**Prompt**. Below is a listing. Gather each line of it that contains "warning".

Extracted data entries
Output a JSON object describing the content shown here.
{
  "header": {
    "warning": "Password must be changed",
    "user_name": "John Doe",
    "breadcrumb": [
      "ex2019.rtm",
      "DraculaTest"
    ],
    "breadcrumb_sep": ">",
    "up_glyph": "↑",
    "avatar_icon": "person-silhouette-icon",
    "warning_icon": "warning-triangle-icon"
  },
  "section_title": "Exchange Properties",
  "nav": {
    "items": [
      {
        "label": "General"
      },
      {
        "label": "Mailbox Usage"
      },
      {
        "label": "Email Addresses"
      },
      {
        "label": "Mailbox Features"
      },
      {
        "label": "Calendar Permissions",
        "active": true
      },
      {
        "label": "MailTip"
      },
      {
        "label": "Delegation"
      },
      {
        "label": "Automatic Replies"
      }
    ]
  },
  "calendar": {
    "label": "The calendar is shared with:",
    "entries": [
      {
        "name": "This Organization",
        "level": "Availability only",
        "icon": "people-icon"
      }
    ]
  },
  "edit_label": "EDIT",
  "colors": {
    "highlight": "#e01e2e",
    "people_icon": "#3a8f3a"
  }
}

**Result below**.
    "warning": "Password must be changed",
    "warning_icon": "warning-triangle-icon"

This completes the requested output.